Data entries
------------------------------------------------
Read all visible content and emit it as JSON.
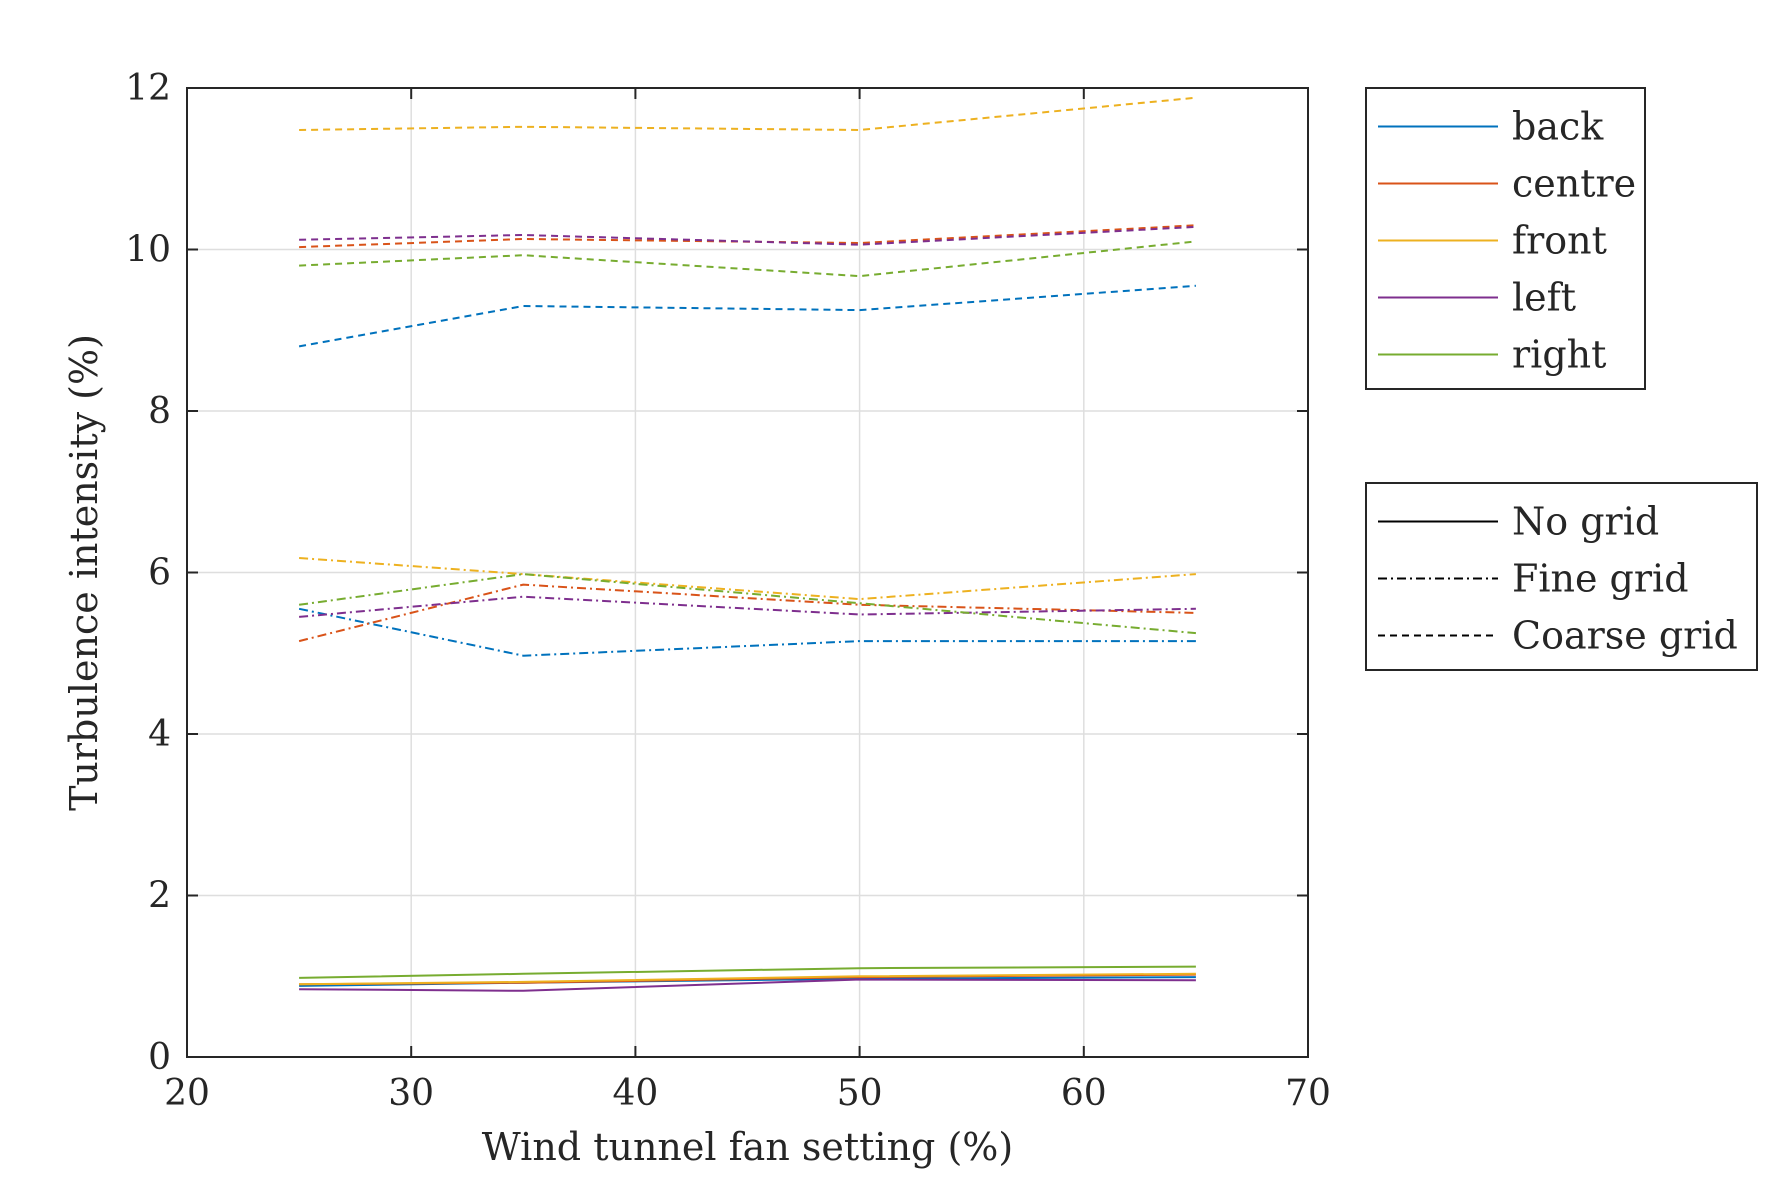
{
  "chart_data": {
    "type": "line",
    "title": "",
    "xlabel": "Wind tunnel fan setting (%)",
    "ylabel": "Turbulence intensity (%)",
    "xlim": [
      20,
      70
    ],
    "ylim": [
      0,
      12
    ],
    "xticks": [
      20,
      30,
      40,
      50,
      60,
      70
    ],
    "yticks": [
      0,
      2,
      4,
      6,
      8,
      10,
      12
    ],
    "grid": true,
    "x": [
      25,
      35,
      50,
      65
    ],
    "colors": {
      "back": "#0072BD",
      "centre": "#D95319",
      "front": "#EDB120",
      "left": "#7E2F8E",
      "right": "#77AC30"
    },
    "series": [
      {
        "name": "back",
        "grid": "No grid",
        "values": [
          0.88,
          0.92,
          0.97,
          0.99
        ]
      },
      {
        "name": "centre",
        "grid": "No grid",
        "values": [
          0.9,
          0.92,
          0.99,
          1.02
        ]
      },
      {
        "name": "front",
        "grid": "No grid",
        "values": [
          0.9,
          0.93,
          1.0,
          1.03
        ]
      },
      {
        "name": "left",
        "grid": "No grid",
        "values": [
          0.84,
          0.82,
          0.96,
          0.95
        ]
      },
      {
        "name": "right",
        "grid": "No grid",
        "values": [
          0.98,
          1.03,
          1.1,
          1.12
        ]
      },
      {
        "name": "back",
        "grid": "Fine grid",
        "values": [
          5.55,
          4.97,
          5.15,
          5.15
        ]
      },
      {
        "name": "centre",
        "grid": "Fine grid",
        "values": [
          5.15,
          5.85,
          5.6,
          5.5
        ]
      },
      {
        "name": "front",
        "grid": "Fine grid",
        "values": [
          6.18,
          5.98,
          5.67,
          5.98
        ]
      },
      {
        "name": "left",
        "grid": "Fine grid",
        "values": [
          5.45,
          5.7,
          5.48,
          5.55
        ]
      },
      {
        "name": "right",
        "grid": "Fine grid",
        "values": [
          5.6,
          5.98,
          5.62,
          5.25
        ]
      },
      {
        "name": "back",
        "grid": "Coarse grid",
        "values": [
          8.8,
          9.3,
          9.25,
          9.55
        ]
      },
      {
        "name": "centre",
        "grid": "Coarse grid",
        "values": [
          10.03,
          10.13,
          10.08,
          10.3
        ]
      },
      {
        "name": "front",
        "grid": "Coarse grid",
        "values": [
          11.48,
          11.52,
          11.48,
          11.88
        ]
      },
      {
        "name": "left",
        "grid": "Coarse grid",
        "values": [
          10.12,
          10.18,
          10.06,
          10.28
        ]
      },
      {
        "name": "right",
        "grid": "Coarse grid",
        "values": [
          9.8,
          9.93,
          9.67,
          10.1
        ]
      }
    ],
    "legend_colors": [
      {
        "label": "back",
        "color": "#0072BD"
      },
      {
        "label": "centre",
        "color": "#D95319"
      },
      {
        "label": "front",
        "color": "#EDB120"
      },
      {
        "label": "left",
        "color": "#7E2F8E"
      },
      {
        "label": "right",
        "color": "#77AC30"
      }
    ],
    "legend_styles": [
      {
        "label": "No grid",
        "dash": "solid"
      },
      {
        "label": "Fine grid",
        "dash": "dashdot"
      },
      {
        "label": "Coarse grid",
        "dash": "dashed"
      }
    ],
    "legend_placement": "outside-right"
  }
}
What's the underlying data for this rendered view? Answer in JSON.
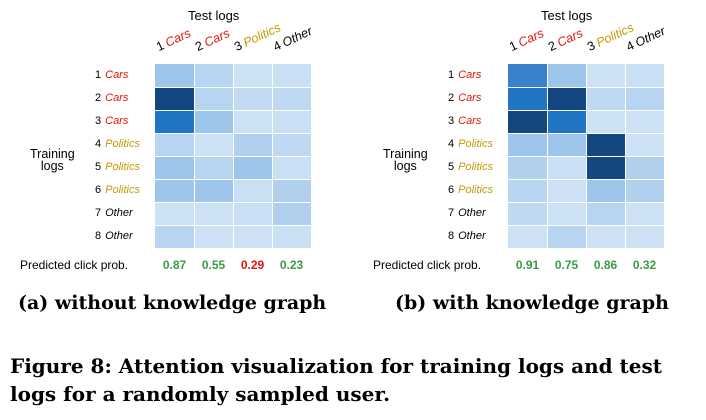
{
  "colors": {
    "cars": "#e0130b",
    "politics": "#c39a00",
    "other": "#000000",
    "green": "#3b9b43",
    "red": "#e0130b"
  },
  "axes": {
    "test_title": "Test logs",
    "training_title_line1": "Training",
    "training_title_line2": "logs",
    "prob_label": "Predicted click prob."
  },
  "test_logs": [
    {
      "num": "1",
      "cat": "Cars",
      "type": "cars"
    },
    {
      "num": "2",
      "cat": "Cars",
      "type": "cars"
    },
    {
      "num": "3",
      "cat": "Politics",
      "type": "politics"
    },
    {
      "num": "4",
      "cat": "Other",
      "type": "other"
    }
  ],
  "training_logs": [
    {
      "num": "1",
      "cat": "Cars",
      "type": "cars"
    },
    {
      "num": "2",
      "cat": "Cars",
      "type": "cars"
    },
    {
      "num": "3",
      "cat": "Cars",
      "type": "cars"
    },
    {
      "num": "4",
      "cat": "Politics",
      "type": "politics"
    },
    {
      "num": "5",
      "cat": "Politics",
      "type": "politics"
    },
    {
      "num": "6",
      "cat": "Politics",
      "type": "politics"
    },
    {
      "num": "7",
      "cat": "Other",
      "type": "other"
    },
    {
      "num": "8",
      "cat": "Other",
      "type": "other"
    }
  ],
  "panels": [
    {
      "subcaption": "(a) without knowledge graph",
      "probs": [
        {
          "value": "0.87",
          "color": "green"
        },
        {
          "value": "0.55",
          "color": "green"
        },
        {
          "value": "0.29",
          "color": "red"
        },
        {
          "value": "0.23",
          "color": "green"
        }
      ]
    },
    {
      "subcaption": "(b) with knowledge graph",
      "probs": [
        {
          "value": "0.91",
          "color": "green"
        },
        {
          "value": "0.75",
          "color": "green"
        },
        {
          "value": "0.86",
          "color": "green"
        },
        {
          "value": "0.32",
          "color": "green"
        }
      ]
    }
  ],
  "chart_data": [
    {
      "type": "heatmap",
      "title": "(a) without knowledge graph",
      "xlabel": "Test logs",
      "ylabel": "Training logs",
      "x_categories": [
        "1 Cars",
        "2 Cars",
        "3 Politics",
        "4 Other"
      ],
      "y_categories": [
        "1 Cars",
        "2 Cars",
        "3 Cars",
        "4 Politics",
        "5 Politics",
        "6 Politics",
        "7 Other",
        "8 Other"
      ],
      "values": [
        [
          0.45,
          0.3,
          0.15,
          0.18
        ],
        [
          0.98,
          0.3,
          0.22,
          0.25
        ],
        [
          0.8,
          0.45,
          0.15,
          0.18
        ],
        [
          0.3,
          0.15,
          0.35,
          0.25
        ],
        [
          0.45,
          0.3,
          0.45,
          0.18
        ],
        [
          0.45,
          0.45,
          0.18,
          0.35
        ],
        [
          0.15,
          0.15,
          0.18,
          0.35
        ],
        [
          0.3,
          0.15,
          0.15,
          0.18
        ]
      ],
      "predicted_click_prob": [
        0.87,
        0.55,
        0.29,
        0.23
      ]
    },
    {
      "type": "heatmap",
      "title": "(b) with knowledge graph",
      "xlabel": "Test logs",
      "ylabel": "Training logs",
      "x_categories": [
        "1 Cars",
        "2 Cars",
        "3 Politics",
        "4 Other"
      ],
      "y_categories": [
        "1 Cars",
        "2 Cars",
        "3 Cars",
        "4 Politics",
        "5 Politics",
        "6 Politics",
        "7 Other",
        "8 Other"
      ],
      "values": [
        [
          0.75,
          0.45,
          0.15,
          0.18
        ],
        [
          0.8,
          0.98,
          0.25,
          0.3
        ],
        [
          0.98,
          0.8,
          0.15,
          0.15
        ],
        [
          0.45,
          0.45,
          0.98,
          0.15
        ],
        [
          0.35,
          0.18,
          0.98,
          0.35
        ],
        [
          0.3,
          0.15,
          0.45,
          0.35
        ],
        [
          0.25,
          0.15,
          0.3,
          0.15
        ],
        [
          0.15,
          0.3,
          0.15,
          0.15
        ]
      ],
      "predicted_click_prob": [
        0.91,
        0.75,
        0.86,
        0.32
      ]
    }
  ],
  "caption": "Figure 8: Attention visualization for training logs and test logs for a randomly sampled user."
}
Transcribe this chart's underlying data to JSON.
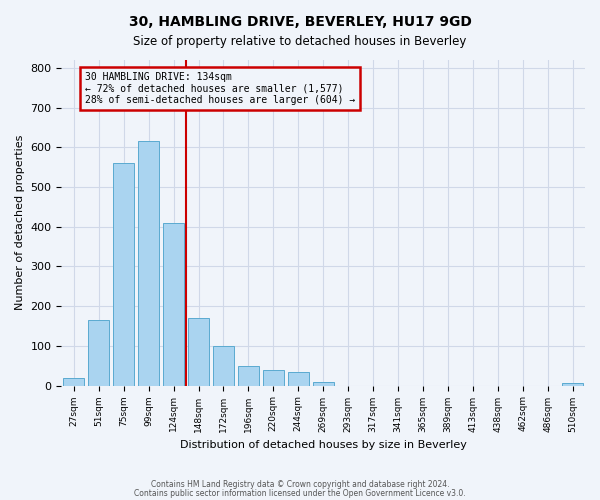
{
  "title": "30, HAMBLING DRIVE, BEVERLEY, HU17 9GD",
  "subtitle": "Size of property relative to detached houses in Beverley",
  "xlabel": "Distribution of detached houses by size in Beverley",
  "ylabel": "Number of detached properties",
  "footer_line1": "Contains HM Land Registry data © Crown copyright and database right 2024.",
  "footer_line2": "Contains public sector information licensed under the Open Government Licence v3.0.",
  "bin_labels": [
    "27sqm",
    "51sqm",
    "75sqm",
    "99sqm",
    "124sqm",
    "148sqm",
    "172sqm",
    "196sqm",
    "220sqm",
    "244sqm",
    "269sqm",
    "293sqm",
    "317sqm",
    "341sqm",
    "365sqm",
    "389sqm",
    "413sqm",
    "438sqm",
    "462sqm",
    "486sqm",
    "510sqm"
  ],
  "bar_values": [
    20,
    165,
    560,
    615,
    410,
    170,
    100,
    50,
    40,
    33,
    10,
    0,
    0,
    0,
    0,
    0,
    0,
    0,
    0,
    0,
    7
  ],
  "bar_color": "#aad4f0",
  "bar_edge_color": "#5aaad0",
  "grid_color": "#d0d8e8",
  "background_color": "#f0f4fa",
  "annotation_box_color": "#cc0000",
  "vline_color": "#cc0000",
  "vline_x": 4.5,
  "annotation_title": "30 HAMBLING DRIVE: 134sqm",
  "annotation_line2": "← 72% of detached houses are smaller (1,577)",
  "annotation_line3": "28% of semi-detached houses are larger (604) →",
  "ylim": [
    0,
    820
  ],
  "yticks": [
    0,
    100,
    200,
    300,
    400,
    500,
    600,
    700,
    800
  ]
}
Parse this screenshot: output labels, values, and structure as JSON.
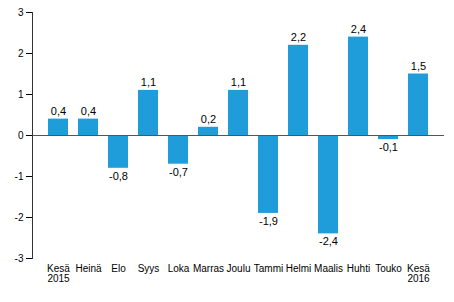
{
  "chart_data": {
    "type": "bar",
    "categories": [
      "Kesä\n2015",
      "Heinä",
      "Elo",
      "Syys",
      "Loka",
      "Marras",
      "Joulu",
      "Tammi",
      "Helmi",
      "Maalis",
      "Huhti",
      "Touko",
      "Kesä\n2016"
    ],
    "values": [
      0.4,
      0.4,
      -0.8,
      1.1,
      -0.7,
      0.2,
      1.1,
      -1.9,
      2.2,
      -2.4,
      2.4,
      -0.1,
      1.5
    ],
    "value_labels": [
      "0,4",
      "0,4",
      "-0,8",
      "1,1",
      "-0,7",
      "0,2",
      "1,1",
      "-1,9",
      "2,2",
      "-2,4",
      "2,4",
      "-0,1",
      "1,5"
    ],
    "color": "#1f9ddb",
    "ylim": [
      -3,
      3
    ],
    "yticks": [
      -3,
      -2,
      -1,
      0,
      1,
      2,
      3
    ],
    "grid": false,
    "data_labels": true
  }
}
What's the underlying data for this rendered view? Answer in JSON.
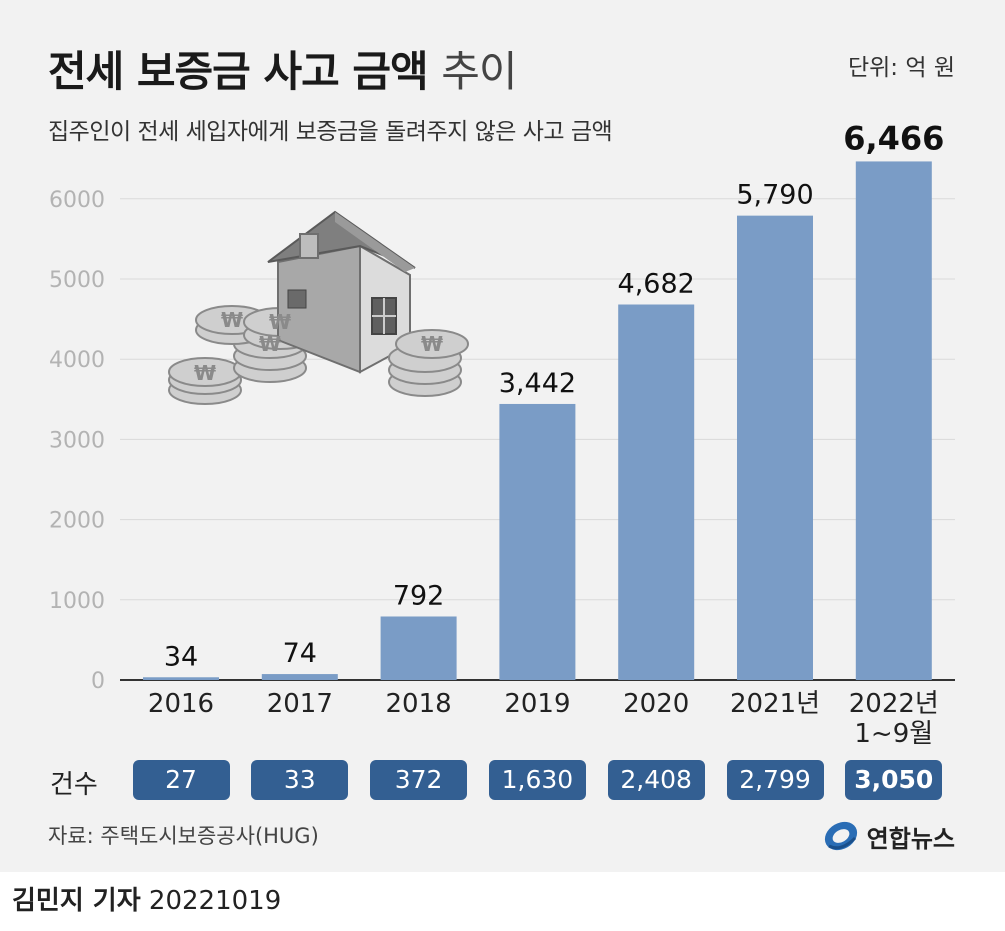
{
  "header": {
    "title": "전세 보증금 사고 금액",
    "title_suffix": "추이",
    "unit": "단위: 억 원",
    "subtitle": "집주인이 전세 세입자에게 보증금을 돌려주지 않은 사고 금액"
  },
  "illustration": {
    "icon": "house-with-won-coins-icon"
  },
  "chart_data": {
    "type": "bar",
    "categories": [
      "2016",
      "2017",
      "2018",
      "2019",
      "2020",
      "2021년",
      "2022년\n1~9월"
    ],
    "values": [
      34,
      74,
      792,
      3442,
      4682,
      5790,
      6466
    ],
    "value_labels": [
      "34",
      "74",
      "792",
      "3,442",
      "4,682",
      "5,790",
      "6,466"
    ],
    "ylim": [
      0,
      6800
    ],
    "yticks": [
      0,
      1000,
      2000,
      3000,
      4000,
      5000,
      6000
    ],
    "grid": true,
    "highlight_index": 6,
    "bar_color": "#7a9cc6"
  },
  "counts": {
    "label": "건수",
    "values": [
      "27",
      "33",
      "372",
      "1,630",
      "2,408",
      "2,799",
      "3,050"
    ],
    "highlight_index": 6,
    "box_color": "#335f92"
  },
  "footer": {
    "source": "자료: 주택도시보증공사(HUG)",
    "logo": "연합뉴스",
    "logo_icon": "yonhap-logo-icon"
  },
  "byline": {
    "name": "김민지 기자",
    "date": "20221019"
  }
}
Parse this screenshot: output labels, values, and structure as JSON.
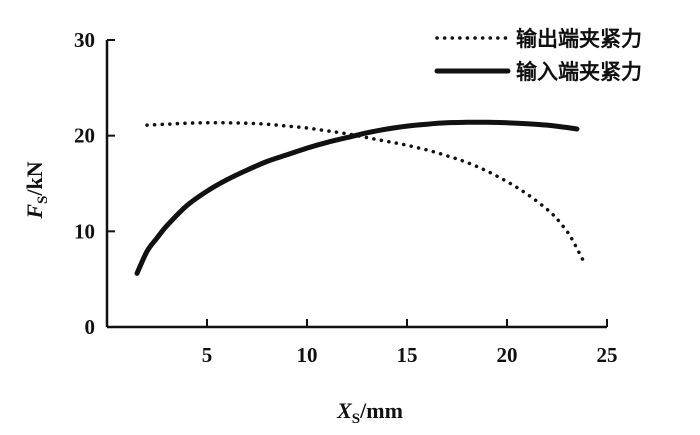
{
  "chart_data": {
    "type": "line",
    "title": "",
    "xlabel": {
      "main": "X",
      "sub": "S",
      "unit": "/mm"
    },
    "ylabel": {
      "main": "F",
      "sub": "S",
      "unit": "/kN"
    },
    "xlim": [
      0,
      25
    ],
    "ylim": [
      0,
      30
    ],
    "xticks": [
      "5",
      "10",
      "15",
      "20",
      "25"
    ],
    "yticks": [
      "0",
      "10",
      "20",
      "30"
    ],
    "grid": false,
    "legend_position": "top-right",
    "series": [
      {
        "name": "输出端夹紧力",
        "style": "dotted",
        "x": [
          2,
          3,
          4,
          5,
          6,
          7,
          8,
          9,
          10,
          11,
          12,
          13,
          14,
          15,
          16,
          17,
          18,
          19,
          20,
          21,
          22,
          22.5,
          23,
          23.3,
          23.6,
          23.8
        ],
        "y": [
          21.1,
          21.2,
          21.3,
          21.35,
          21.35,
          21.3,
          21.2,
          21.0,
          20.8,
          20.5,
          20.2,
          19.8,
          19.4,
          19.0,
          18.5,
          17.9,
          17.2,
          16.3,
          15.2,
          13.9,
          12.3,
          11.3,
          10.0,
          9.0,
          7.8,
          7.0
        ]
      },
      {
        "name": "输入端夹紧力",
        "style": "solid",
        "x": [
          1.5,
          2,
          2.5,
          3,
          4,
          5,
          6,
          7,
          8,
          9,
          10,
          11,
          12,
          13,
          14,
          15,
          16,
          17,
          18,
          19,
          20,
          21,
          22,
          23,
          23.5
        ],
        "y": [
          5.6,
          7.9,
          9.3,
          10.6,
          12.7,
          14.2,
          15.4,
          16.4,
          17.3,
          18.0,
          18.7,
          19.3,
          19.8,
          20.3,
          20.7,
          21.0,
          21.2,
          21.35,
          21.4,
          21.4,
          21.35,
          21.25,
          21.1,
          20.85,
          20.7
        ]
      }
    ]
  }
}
------------------------------------------------
_WRITTEN EXERCISE_.
Return all lines of the material above in which the word "knowledge" occurs.

_EXPECTED OUTPUT_.
      "subcaption": "(a) without knowledge graph",
      "subcaption": "(b) with knowledge graph",
      "title": "(a) without knowledge graph",
      "title": "(b) with knowledge graph",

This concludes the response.